文書の一部:
マカオ、2021年1〜7月累計カジノ税収は微増の約3051億円…年度予算執行率は44.4%にとどまる

 このほどマカオ政府財政局が公表した最新の財政収支資料によれば、今年(2021年)1〜7月累計の歳入は前年同時期から17.6%減の603億7178.3万マカオパタカ(日本円換算:約8296億円)で、年度(1〜12月)予算執行率は60.0%だった。

 ただし、経常的収入に限ると6.1%増の303億9654.1万マカオパタカ(約4177億円)に。

 このうち、ゲーミング(カジノ)税収は0.04%増の222億0230.0万マカオパタカ(約3051億円)。7ヶ月目にして初めて前年同期比プラスに浮上した。年度予算執行率は44.4%で、歳入に占めるゲーミング税の割合は36.8%に。通常は歳入の約8割を占めるが、ゲーミング税収の大幅減に加え、新型コロナの影響長期化による税収減を見越して資本的収入に補填分が計上されたことにより割合が小さくなった。

課題内容:
上にあるマカオのカジノ税収に関する記事の全文を、一字も変えずに打ち直してください。

表示データ:
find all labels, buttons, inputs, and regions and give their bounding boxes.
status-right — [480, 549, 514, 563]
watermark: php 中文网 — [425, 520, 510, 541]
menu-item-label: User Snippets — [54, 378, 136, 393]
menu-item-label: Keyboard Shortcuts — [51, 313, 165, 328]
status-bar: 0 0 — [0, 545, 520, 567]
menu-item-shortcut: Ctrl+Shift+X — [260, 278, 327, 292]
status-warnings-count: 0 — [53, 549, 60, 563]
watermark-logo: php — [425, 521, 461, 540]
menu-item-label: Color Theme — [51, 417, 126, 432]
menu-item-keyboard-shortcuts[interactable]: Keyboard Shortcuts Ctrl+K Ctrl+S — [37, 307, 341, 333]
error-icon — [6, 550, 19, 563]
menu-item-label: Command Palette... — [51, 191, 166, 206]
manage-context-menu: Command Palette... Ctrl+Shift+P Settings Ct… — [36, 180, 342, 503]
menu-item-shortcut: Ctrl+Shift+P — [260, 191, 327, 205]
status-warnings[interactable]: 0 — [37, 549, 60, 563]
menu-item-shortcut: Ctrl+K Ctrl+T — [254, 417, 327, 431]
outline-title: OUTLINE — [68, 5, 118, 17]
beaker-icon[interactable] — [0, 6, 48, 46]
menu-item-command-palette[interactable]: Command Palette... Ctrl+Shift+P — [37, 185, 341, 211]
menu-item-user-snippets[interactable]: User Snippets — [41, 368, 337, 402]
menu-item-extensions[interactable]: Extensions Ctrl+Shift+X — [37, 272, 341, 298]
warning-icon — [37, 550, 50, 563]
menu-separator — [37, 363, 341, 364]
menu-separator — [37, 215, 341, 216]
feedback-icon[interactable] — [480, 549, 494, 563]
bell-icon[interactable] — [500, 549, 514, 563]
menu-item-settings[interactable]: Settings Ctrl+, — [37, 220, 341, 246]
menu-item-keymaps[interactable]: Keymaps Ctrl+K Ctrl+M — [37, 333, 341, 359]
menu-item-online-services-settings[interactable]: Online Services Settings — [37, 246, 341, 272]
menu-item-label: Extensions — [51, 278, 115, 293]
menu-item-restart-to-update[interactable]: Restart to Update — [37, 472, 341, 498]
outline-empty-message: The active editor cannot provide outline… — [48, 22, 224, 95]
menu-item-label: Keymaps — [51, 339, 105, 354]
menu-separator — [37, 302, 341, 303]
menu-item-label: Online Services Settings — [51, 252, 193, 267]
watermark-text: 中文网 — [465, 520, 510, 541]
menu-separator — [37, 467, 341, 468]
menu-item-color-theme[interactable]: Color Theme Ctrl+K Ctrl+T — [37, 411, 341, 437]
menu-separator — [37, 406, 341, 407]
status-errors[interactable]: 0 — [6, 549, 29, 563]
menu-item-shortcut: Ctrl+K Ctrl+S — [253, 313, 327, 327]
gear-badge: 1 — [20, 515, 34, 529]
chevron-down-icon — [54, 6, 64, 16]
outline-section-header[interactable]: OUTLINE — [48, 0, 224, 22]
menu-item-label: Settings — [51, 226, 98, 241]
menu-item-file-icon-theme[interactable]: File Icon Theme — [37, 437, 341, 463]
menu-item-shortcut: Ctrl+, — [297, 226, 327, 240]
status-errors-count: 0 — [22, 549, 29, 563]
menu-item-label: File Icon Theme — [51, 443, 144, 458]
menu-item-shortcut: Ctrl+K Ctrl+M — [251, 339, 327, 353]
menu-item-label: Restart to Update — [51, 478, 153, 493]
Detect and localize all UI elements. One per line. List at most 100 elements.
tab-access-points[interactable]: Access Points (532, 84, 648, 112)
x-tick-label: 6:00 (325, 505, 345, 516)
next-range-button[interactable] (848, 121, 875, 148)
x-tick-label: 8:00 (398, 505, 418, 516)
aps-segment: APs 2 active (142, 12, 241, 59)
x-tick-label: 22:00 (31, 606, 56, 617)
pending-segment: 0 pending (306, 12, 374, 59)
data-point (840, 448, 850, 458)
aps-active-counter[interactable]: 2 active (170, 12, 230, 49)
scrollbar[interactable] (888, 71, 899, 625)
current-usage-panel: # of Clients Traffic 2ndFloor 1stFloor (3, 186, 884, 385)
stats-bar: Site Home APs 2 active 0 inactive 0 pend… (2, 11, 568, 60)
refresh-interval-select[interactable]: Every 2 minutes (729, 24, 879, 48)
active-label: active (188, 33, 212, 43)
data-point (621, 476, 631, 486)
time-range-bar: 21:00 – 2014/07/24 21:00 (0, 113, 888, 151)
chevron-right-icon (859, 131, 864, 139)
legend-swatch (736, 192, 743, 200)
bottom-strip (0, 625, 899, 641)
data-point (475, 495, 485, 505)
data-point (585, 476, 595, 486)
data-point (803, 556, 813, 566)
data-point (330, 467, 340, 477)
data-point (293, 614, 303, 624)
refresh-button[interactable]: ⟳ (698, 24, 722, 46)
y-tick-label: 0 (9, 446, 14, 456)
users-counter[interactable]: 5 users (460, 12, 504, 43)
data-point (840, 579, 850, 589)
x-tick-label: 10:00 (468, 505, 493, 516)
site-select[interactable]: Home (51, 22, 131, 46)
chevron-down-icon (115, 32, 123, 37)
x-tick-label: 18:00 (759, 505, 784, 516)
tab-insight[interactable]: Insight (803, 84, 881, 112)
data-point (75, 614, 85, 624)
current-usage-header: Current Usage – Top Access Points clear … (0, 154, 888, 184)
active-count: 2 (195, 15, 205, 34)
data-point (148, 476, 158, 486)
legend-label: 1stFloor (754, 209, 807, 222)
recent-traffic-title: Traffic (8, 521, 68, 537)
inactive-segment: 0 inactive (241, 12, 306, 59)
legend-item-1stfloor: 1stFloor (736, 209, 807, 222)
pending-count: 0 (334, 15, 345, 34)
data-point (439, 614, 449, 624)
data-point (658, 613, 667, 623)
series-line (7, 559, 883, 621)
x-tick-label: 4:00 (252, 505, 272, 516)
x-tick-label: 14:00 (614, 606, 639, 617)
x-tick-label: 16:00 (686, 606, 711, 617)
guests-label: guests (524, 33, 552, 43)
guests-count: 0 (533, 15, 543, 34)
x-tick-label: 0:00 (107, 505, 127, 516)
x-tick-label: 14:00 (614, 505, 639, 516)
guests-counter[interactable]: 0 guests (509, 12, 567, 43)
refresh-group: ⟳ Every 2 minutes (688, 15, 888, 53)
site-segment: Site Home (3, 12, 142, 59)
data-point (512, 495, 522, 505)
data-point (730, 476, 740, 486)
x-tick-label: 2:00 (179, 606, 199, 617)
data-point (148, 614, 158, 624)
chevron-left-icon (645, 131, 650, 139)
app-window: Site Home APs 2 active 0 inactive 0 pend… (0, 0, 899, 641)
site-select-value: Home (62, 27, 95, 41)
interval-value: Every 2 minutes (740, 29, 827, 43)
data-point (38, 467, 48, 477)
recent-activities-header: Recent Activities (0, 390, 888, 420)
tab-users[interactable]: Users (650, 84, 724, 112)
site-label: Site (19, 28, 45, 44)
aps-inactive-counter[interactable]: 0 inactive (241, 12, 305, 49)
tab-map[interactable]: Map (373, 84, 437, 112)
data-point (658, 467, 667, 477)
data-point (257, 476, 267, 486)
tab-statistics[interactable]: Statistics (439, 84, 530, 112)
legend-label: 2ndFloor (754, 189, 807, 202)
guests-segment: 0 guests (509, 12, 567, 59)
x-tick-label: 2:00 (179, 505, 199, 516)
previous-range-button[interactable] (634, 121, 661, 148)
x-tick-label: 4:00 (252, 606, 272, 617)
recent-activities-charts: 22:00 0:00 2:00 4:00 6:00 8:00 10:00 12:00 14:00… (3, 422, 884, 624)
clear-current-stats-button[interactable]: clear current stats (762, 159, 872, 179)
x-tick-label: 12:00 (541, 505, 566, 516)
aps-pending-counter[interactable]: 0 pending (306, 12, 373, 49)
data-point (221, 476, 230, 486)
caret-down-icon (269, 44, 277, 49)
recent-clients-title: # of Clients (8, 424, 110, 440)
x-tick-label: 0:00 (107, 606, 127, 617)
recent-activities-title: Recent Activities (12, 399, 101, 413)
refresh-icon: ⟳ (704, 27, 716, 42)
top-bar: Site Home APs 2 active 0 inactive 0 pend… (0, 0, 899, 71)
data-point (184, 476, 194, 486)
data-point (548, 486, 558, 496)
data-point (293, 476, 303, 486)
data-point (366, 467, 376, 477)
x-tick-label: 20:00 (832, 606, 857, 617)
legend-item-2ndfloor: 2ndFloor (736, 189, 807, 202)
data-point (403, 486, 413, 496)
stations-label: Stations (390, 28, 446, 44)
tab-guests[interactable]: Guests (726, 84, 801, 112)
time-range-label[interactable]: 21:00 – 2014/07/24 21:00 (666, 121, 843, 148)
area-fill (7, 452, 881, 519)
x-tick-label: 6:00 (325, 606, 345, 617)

出力結果:
マカオ、2021年1〜7月累計カジノ税収は微増の約3051億円…年度予算執行率は44.4%にとどまる

 このほどマカオ政府財政局が公表した最新の財政収支資料によれば、今年(2021年)1〜7月累計の歳入は前年同時期から17.6%減の603億7178.3万マカオパタカ(日本円換算:約8296億円)で、年度(1〜12月)予算執行率は60.0%だった。

 ただし、経常的収入に限ると6.1%増の303億9654.1万マカオパタカ(約4177億円)に。

 このうち、ゲーミング(カジノ)税収は0.04%増の222億0230.0万マカオパタカ(約3051億円)。7ヶ月目にして初めて前年同期比プラスに浮上した。年度予算執行率は44.4%で、歳入に占めるゲーミング税の割合は36.8%に。通常は歳入の約8割を占めるが、ゲーミング税収の大幅減に加え、新型コロナの影響長期化による税収減を見越して資本的収入に補填分が計上されたことにより割合が小さくなった。